Your task is to tally the lines of the listing containing the word "ECMWF" and report the figure alone.
BEGIN AVAILABLE DATA
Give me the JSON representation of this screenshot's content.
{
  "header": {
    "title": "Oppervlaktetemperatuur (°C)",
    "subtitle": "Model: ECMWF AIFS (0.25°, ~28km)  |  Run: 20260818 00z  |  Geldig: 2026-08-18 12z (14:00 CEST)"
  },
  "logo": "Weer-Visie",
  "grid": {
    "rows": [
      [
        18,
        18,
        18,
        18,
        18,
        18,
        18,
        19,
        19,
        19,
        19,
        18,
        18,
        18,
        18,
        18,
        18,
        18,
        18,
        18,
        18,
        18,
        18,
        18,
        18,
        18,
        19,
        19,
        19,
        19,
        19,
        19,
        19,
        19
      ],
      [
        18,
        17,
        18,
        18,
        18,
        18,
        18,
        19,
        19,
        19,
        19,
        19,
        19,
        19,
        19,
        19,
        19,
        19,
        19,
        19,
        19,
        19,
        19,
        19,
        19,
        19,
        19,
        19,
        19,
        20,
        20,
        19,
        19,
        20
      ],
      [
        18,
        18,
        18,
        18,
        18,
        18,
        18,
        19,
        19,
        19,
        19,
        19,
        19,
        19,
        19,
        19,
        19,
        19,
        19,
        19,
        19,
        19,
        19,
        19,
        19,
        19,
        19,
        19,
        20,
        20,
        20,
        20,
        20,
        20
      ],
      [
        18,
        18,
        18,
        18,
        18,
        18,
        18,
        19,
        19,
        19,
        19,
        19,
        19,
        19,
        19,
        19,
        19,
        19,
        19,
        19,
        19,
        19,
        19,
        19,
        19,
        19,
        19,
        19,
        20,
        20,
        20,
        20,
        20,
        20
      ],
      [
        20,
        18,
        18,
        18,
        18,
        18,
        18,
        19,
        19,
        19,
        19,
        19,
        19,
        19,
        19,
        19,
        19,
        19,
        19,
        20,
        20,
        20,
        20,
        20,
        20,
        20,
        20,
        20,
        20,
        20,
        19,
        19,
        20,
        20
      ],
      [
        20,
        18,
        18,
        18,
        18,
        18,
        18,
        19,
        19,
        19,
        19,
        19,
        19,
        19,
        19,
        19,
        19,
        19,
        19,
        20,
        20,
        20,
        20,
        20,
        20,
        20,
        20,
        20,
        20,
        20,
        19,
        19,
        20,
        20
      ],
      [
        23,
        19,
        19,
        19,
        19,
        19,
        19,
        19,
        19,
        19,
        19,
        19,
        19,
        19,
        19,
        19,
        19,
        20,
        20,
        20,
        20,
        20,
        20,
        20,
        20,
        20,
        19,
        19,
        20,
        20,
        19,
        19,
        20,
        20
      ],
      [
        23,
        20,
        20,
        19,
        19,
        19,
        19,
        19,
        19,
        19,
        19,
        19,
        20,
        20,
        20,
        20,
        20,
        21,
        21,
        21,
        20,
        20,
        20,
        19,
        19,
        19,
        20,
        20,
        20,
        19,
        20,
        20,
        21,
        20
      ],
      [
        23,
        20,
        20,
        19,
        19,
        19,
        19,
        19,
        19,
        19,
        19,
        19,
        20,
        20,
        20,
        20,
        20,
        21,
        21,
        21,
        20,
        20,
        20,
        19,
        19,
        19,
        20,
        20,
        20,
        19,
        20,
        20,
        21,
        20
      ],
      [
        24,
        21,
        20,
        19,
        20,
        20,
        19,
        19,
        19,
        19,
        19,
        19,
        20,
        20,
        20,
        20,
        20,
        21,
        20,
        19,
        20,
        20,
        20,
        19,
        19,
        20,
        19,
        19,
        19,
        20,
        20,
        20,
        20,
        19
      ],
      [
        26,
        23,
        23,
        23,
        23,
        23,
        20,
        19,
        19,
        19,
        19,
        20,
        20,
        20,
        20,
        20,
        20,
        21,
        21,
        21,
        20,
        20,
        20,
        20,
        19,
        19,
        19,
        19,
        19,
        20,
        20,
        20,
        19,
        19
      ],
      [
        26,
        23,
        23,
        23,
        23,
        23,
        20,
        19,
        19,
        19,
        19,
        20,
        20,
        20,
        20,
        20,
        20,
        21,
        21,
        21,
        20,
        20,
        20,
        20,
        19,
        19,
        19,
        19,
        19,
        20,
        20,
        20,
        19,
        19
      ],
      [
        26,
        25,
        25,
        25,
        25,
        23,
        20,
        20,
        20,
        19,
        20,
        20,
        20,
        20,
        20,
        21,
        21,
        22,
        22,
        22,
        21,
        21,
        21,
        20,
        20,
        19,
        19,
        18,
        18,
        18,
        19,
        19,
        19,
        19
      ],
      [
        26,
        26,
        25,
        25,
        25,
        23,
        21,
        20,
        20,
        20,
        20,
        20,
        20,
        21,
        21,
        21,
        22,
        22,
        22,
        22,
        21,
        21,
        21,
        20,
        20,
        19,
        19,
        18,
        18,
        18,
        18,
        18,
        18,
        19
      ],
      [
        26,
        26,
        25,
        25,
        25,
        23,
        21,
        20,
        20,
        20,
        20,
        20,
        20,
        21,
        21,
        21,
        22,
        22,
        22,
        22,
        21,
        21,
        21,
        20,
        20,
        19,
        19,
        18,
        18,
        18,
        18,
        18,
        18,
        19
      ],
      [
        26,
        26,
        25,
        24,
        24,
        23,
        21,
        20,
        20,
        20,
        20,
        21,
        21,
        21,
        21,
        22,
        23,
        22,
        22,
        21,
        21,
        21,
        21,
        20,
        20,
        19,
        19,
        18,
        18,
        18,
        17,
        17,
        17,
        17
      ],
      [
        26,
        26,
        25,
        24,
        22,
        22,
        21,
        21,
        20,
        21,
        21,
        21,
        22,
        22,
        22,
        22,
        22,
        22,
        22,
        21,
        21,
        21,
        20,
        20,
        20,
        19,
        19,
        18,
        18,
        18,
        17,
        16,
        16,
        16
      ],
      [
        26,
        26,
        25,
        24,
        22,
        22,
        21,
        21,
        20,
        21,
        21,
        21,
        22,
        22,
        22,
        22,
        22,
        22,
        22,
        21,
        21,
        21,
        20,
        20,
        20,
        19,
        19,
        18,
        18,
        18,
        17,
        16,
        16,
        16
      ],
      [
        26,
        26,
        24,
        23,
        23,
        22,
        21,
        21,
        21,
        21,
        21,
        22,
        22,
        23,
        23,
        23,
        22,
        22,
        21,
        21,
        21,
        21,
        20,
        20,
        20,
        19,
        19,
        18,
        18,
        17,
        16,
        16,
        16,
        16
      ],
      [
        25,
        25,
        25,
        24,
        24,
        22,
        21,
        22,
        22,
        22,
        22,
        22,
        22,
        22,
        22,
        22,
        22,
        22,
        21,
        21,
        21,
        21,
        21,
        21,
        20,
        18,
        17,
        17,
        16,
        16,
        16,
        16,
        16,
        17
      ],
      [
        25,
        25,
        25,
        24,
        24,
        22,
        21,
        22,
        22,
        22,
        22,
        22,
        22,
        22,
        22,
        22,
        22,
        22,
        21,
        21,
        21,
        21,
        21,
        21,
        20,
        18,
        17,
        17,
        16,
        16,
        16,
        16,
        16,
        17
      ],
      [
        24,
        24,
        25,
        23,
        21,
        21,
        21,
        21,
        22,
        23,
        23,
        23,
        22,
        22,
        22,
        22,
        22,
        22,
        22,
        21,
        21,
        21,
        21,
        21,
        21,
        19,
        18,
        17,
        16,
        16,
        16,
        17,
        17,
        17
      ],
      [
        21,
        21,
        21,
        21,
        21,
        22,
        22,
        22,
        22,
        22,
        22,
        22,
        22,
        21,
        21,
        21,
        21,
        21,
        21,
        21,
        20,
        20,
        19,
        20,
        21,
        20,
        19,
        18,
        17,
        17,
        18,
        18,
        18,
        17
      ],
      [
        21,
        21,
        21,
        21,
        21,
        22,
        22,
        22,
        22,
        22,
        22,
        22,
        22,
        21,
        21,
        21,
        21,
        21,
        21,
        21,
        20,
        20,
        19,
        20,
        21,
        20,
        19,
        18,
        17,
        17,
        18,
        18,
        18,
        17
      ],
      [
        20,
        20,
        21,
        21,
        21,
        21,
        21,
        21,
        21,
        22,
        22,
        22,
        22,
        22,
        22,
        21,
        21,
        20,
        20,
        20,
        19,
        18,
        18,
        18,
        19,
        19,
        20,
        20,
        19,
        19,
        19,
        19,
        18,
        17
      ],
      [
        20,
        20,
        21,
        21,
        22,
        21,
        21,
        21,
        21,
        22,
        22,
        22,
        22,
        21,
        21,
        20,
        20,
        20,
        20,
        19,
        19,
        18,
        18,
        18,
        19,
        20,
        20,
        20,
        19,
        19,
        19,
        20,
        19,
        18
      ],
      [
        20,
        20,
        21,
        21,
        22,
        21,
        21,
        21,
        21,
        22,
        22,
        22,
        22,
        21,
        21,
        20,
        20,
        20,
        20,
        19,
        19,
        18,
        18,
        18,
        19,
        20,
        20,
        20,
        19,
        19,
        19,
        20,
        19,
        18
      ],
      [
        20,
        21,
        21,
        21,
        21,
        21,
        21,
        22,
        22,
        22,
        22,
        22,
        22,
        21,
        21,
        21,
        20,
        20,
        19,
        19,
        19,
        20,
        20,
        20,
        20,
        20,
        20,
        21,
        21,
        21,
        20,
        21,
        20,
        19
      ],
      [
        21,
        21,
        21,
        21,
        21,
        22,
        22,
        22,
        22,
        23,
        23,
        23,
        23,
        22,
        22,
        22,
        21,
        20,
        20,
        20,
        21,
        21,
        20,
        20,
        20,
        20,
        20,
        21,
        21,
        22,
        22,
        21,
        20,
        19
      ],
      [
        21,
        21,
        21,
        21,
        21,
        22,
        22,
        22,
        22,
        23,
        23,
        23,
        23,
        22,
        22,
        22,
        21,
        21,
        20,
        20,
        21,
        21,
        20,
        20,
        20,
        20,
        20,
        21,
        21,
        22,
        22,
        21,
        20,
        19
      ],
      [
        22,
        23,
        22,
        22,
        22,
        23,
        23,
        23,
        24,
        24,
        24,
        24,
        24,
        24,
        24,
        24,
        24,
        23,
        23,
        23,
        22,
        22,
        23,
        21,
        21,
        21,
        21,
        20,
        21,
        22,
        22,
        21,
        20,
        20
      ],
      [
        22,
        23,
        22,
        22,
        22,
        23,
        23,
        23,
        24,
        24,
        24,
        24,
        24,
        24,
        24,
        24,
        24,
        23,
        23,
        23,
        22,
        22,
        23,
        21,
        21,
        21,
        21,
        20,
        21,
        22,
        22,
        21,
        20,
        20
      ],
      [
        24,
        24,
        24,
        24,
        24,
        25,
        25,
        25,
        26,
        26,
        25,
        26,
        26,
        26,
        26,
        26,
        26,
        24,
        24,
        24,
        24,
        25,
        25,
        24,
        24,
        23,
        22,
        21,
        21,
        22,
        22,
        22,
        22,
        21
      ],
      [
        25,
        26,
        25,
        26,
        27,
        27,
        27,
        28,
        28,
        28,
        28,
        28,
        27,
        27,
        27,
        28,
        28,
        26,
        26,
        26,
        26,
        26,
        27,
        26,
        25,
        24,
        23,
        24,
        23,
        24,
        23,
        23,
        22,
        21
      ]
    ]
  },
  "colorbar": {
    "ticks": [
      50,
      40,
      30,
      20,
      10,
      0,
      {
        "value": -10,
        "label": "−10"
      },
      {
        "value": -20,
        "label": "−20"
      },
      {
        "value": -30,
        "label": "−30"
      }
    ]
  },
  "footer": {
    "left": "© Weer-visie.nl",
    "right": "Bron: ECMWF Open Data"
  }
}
END AVAILABLE DATA
• _CORRECT RESULT_
2